What you have to do: Copy out the lines that have "Kịch" in them.

Extracted material:
━━━

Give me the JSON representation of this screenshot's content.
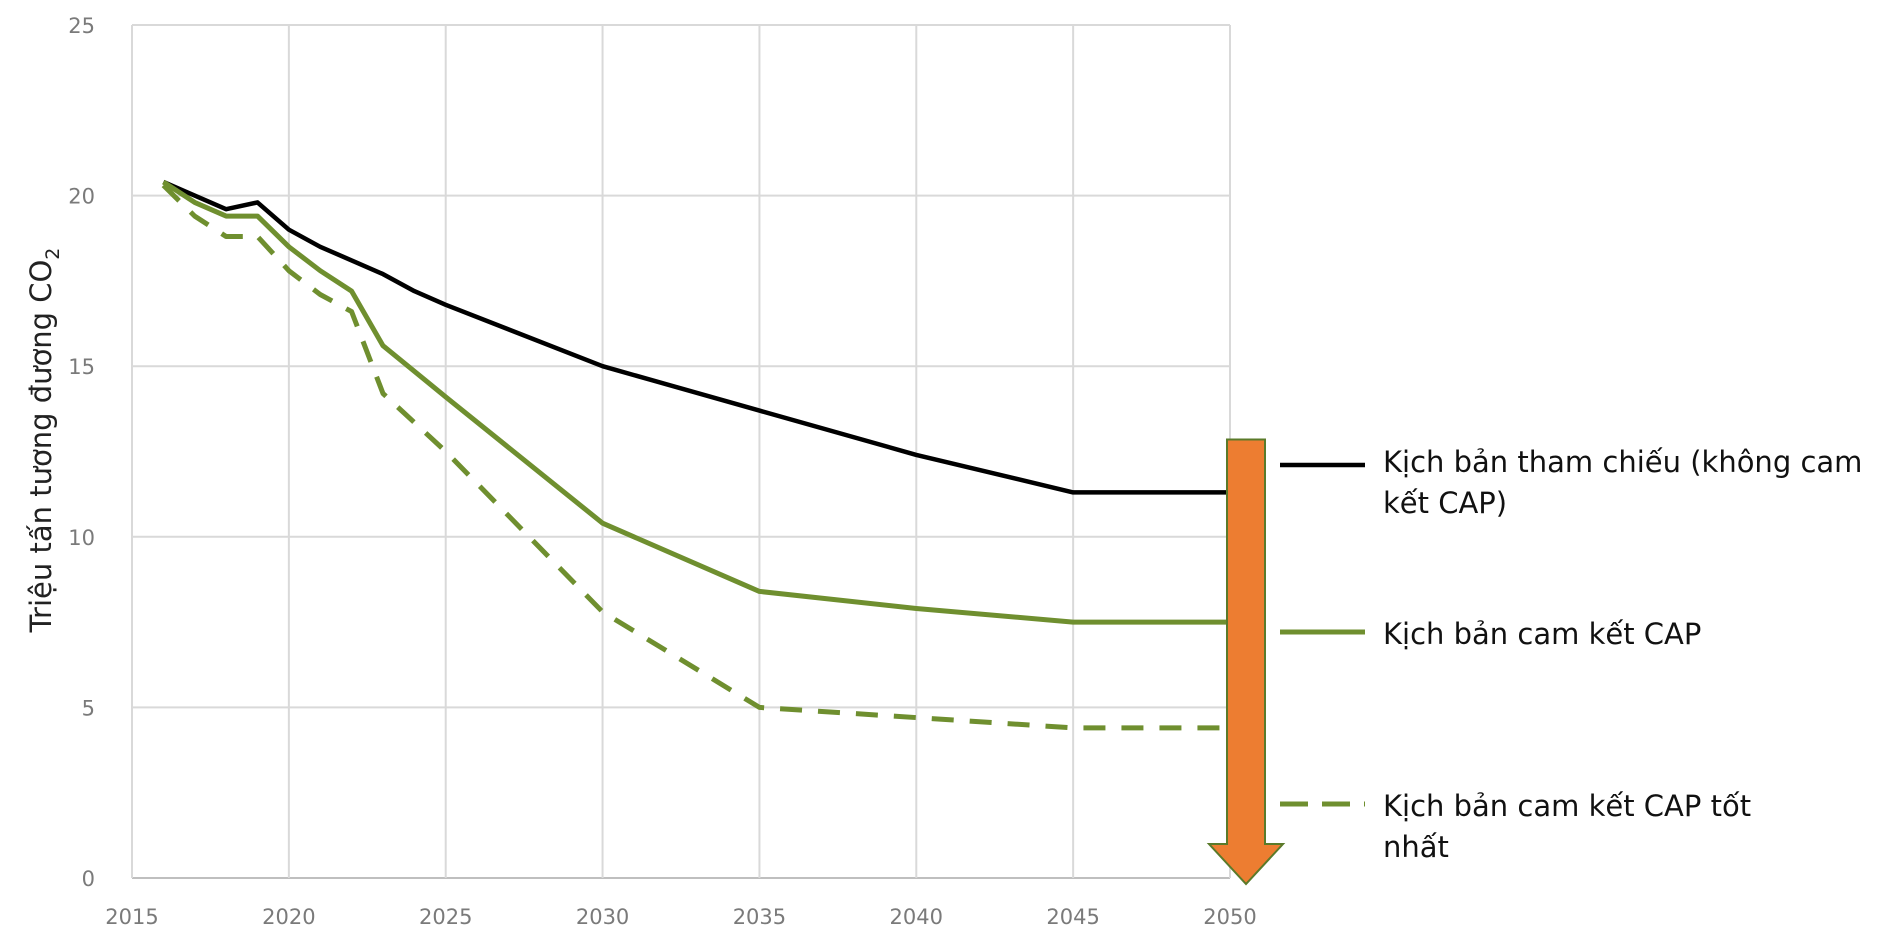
{
  "chart_data": {
    "type": "line",
    "title": "",
    "xlabel": "",
    "ylabel": "Triệu tấn tương đương CO",
    "ylabel_subscript": "2",
    "xlim": [
      2015,
      2050
    ],
    "ylim": [
      0,
      25
    ],
    "x_ticks": [
      "2015",
      "2020",
      "2025",
      "2030",
      "2035",
      "2040",
      "2045",
      "2050"
    ],
    "y_ticks": [
      "0",
      "5",
      "10",
      "15",
      "20",
      "25"
    ],
    "grid": true,
    "legend_position": "right",
    "series": [
      {
        "name": "Kịch bản tham chiếu (không cam kết CAP)",
        "color": "#000000",
        "style": "solid",
        "x": [
          2016,
          2017,
          2018,
          2019,
          2020,
          2021,
          2022,
          2023,
          2024,
          2025,
          2030,
          2035,
          2040,
          2045,
          2050
        ],
        "y": [
          20.4,
          20.0,
          19.6,
          19.8,
          19.0,
          18.5,
          18.1,
          17.7,
          17.2,
          16.8,
          15.0,
          13.7,
          12.4,
          11.3,
          11.3
        ]
      },
      {
        "name": "Kịch bản cam kết CAP",
        "color": "#6f8f2f",
        "style": "solid",
        "x": [
          2016,
          2017,
          2018,
          2019,
          2020,
          2021,
          2022,
          2023,
          2025,
          2030,
          2035,
          2040,
          2045,
          2050
        ],
        "y": [
          20.4,
          19.8,
          19.4,
          19.4,
          18.5,
          17.8,
          17.2,
          15.6,
          14.1,
          10.4,
          8.4,
          7.9,
          7.5,
          7.5
        ]
      },
      {
        "name": "Kịch bản cam kết CAP tốt nhất",
        "color": "#6f8f2f",
        "style": "dashed",
        "x": [
          2016,
          2017,
          2018,
          2019,
          2020,
          2021,
          2022,
          2023,
          2025,
          2030,
          2035,
          2040,
          2045,
          2050
        ],
        "y": [
          20.3,
          19.4,
          18.8,
          18.8,
          17.8,
          17.1,
          16.6,
          14.2,
          12.5,
          7.8,
          5.0,
          4.7,
          4.4,
          4.4
        ]
      }
    ],
    "annotation_arrow": {
      "from_y": 11.3,
      "to_y": 0,
      "at_x": 2050,
      "color": "#ed7d31"
    }
  }
}
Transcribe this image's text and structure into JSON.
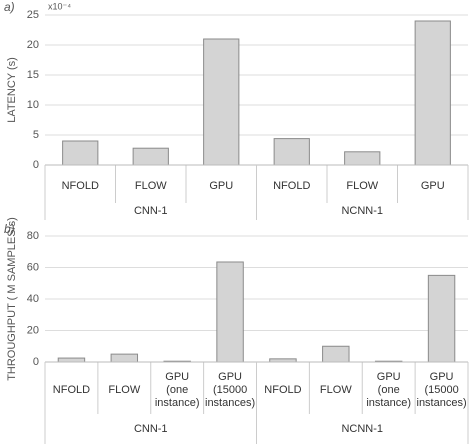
{
  "chart_data": [
    {
      "type": "bar",
      "panel": "a)",
      "y_label": "LATENCY (s)",
      "y_multiplier": "x10⁻⁴",
      "categories": [
        "NFOLD",
        "FLOW",
        "GPU",
        "NFOLD",
        "FLOW",
        "GPU"
      ],
      "groups": [
        {
          "name": "CNN-1",
          "size": 3
        },
        {
          "name": "NCNN-1",
          "size": 3
        }
      ],
      "values": [
        4,
        2.8,
        21,
        4.4,
        2.2,
        24
      ],
      "color": "#d4d4d4",
      "ylim": [
        0,
        25
      ],
      "yticks": [
        0,
        5,
        10,
        15,
        20,
        25
      ],
      "grid": true
    },
    {
      "type": "bar",
      "panel": "b)",
      "y_label": "THROUGHPUT ( M SAMPLES/s)",
      "categories": [
        "NFOLD",
        "FLOW",
        "GPU (one instance)",
        "GPU (15000 instances)",
        "NFOLD",
        "FLOW",
        "GPU (one instance)",
        "GPU (15000 instances)"
      ],
      "groups": [
        {
          "name": "CNN-1",
          "size": 4
        },
        {
          "name": "NCNN-1",
          "size": 4
        }
      ],
      "values": [
        2.5,
        5,
        0.5,
        63.5,
        2,
        10,
        0.5,
        55
      ],
      "color": "#d4d4d4",
      "ylim": [
        0,
        80
      ],
      "yticks": [
        0,
        20,
        40,
        60,
        80
      ],
      "grid": true
    }
  ]
}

━━━

Exercise response:
        "name": "Kịch bản tham chiếu (không cam kết CAP)",
        "name": "Kịch bản cam kết CAP",
        "name": "Kịch bản cam kết CAP tốt nhất",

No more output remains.